** start Records provided **

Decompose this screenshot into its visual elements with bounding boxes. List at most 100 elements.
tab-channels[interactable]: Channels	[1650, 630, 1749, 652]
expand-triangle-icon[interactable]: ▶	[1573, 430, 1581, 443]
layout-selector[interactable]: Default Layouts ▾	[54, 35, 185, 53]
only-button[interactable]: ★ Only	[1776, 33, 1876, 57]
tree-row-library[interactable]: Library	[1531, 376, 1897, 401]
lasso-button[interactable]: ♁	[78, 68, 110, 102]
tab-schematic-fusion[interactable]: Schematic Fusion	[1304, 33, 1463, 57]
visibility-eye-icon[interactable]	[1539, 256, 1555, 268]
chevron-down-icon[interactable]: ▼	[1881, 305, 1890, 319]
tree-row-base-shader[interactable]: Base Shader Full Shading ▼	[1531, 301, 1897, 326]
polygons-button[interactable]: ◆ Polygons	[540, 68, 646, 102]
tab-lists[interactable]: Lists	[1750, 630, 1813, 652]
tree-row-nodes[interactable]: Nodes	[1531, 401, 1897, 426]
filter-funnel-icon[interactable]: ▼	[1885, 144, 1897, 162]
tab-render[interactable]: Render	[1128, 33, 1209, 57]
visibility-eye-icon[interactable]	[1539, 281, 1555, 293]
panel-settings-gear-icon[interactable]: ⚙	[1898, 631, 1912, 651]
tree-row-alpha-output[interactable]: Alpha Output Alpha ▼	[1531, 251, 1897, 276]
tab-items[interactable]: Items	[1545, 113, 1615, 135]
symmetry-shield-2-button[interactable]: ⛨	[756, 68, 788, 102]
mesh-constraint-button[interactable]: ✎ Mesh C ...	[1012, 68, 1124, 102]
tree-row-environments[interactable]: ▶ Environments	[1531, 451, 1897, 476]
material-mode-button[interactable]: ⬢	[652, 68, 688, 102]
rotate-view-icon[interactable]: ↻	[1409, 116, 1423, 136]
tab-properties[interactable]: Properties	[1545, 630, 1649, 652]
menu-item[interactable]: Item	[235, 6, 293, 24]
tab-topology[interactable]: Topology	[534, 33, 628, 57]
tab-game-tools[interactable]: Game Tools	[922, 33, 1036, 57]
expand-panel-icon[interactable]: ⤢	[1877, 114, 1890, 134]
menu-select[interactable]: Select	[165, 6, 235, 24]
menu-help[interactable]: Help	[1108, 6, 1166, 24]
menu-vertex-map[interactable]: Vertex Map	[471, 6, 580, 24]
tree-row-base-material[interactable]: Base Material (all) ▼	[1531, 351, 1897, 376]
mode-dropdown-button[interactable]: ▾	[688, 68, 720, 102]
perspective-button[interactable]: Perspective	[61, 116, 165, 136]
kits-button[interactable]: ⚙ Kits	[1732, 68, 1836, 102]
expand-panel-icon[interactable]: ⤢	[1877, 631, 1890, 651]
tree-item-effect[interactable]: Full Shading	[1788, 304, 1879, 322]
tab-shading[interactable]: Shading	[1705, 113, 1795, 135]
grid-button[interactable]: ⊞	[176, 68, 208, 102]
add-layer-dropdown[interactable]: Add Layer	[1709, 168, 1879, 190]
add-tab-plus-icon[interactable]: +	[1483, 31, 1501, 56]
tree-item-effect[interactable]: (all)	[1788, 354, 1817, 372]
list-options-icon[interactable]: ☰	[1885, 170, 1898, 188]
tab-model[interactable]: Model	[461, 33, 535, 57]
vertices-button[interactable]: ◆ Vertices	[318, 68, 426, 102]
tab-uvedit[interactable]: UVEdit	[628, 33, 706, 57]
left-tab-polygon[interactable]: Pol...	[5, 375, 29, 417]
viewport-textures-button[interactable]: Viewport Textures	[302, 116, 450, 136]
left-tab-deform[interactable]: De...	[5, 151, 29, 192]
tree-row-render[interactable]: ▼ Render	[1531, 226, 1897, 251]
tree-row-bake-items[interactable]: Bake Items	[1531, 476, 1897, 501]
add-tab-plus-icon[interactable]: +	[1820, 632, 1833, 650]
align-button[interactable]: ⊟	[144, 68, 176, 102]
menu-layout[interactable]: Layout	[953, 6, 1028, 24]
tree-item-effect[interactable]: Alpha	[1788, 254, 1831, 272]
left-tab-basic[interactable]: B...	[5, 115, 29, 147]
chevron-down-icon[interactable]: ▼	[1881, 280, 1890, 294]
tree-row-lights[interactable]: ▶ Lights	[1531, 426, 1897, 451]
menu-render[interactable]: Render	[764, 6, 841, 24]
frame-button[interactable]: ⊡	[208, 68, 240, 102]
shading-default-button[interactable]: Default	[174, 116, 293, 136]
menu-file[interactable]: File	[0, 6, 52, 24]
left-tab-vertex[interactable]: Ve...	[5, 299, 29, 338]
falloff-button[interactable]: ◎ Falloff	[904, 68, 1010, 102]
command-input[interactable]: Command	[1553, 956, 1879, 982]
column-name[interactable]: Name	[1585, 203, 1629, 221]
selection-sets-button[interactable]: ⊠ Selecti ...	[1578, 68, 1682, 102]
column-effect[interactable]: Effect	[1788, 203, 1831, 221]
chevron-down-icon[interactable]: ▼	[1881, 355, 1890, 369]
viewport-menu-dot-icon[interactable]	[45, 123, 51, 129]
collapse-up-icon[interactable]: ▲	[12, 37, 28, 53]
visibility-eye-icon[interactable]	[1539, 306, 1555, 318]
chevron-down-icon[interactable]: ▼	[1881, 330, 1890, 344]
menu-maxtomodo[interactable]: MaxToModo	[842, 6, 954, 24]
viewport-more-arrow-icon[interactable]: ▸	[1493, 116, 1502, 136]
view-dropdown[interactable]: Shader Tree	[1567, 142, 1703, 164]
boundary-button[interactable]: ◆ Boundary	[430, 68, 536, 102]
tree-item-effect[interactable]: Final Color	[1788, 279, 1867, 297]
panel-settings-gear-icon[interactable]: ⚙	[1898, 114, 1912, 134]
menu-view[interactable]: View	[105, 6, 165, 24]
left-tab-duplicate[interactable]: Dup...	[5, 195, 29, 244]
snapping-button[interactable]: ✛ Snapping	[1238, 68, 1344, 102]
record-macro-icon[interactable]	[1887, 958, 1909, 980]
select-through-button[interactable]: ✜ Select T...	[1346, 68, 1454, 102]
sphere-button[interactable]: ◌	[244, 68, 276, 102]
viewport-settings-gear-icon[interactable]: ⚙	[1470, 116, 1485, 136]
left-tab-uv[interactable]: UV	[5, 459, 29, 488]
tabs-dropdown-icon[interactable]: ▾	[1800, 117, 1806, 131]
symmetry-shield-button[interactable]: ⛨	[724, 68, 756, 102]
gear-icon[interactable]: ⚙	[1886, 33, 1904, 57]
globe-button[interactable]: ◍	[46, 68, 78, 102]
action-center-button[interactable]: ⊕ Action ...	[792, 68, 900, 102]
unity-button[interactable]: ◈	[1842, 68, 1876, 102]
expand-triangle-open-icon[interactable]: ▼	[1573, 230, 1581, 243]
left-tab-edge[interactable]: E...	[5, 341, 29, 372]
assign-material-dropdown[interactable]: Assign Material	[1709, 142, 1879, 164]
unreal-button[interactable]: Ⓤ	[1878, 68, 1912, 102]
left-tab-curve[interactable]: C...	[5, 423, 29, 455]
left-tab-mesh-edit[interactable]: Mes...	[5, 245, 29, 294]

** end Records provided **

__Stated problem__:
Reproduce all of the data above, line for line, without changing anything.

__Exercise output__:
Decompose this screenshot into its visual elements with bounding boxes. List at most 100 elements.
tab-channels[interactable]: Channels	[1650, 630, 1749, 652]
expand-triangle-icon[interactable]: ▶	[1573, 430, 1581, 443]
layout-selector[interactable]: Default Layouts ▾	[54, 35, 185, 53]
only-button[interactable]: ★ Only	[1776, 33, 1876, 57]
tree-row-library[interactable]: Library	[1531, 376, 1897, 401]
lasso-button[interactable]: ♁	[78, 68, 110, 102]
tab-schematic-fusion[interactable]: Schematic Fusion	[1304, 33, 1463, 57]
visibility-eye-icon[interactable]	[1539, 256, 1555, 268]
chevron-down-icon[interactable]: ▼	[1881, 305, 1890, 319]
tree-row-base-shader[interactable]: Base Shader Full Shading ▼	[1531, 301, 1897, 326]
polygons-button[interactable]: ◆ Polygons	[540, 68, 646, 102]
tab-lists[interactable]: Lists	[1750, 630, 1813, 652]
tree-row-nodes[interactable]: Nodes	[1531, 401, 1897, 426]
filter-funnel-icon[interactable]: ▼	[1885, 144, 1897, 162]
tab-render[interactable]: Render	[1128, 33, 1209, 57]
visibility-eye-icon[interactable]	[1539, 281, 1555, 293]
panel-settings-gear-icon[interactable]: ⚙	[1898, 631, 1912, 651]
tree-row-alpha-output[interactable]: Alpha Output Alpha ▼	[1531, 251, 1897, 276]
tab-items[interactable]: Items	[1545, 113, 1615, 135]
symmetry-shield-2-button[interactable]: ⛨	[756, 68, 788, 102]
mesh-constraint-button[interactable]: ✎ Mesh C ...	[1012, 68, 1124, 102]
tree-row-environments[interactable]: ▶ Environments	[1531, 451, 1897, 476]
material-mode-button[interactable]: ⬢	[652, 68, 688, 102]
rotate-view-icon[interactable]: ↻	[1409, 116, 1423, 136]
tab-properties[interactable]: Properties	[1545, 630, 1649, 652]
menu-item[interactable]: Item	[235, 6, 293, 24]
tab-topology[interactable]: Topology	[534, 33, 628, 57]
tab-game-tools[interactable]: Game Tools	[922, 33, 1036, 57]
expand-panel-icon[interactable]: ⤢	[1877, 114, 1890, 134]
menu-select[interactable]: Select	[165, 6, 235, 24]
menu-help[interactable]: Help	[1108, 6, 1166, 24]
menu-vertex-map[interactable]: Vertex Map	[471, 6, 580, 24]
tree-row-base-material[interactable]: Base Material (all) ▼	[1531, 351, 1897, 376]
mode-dropdown-button[interactable]: ▾	[688, 68, 720, 102]
perspective-button[interactable]: Perspective	[61, 116, 165, 136]
kits-button[interactable]: ⚙ Kits	[1732, 68, 1836, 102]
expand-panel-icon[interactable]: ⤢	[1877, 631, 1890, 651]
tree-item-effect[interactable]: Full Shading	[1788, 304, 1879, 322]
tab-shading[interactable]: Shading	[1705, 113, 1795, 135]
grid-button[interactable]: ⊞	[176, 68, 208, 102]
add-layer-dropdown[interactable]: Add Layer	[1709, 168, 1879, 190]
add-tab-plus-icon[interactable]: +	[1483, 31, 1501, 56]
tree-item-effect[interactable]: (all)	[1788, 354, 1817, 372]
list-options-icon[interactable]: ☰	[1885, 170, 1898, 188]
tab-model[interactable]: Model	[461, 33, 535, 57]
vertices-button[interactable]: ◆ Vertices	[318, 68, 426, 102]
tab-uvedit[interactable]: UVEdit	[628, 33, 706, 57]
left-tab-polygon[interactable]: Pol...	[5, 375, 29, 417]
viewport-textures-button[interactable]: Viewport Textures	[302, 116, 450, 136]
left-tab-deform[interactable]: De...	[5, 151, 29, 192]
tree-row-render[interactable]: ▼ Render	[1531, 226, 1897, 251]
tree-row-bake-items[interactable]: Bake Items	[1531, 476, 1897, 501]
add-tab-plus-icon[interactable]: +	[1820, 632, 1833, 650]
align-button[interactable]: ⊟	[144, 68, 176, 102]
menu-layout[interactable]: Layout	[953, 6, 1028, 24]
tree-item-effect[interactable]: Alpha	[1788, 254, 1831, 272]
left-tab-basic[interactable]: B...	[5, 115, 29, 147]
chevron-down-icon[interactable]: ▼	[1881, 280, 1890, 294]
tree-row-lights[interactable]: ▶ Lights	[1531, 426, 1897, 451]
menu-render[interactable]: Render	[764, 6, 841, 24]
frame-button[interactable]: ⊡	[208, 68, 240, 102]
shading-default-button[interactable]: Default	[174, 116, 293, 136]
menu-file[interactable]: File	[0, 6, 52, 24]
left-tab-vertex[interactable]: Ve...	[5, 299, 29, 338]
falloff-button[interactable]: ◎ Falloff	[904, 68, 1010, 102]
command-input[interactable]: Command	[1553, 956, 1879, 982]
column-name[interactable]: Name	[1585, 203, 1629, 221]
selection-sets-button[interactable]: ⊠ Selecti ...	[1578, 68, 1682, 102]
column-effect[interactable]: Effect	[1788, 203, 1831, 221]
chevron-down-icon[interactable]: ▼	[1881, 355, 1890, 369]
viewport-menu-dot-icon[interactable]	[45, 123, 51, 129]
collapse-up-icon[interactable]: ▲	[12, 37, 28, 53]
visibility-eye-icon[interactable]	[1539, 306, 1555, 318]
chevron-down-icon[interactable]: ▼	[1881, 330, 1890, 344]
menu-maxtomodo[interactable]: MaxToModo	[842, 6, 954, 24]
viewport-more-arrow-icon[interactable]: ▸	[1493, 116, 1502, 136]
view-dropdown[interactable]: Shader Tree	[1567, 142, 1703, 164]
boundary-button[interactable]: ◆ Boundary	[430, 68, 536, 102]
tree-item-effect[interactable]: Final Color	[1788, 279, 1867, 297]
panel-settings-gear-icon[interactable]: ⚙	[1898, 114, 1912, 134]
menu-view[interactable]: View	[105, 6, 165, 24]
left-tab-duplicate[interactable]: Dup...	[5, 195, 29, 244]
snapping-button[interactable]: ✛ Snapping	[1238, 68, 1344, 102]
record-macro-icon[interactable]	[1887, 958, 1909, 980]
select-through-button[interactable]: ✜ Select T...	[1346, 68, 1454, 102]
sphere-button[interactable]: ◌	[244, 68, 276, 102]
viewport-settings-gear-icon[interactable]: ⚙	[1470, 116, 1485, 136]
left-tab-uv[interactable]: UV	[5, 459, 29, 488]
tabs-dropdown-icon[interactable]: ▾	[1800, 117, 1806, 131]
symmetry-shield-button[interactable]: ⛨	[724, 68, 756, 102]
gear-icon[interactable]: ⚙	[1886, 33, 1904, 57]
globe-button[interactable]: ◍	[46, 68, 78, 102]
action-center-button[interactable]: ⊕ Action ...	[792, 68, 900, 102]
unity-button[interactable]: ◈	[1842, 68, 1876, 102]
expand-triangle-open-icon[interactable]: ▼	[1573, 230, 1581, 243]
left-tab-edge[interactable]: E...	[5, 341, 29, 372]
assign-material-dropdown[interactable]: Assign Material	[1709, 142, 1879, 164]
unreal-button[interactable]: Ⓤ	[1878, 68, 1912, 102]
left-tab-curve[interactable]: C...	[5, 423, 29, 455]
left-tab-mesh-edit[interactable]: Mes...	[5, 245, 29, 294]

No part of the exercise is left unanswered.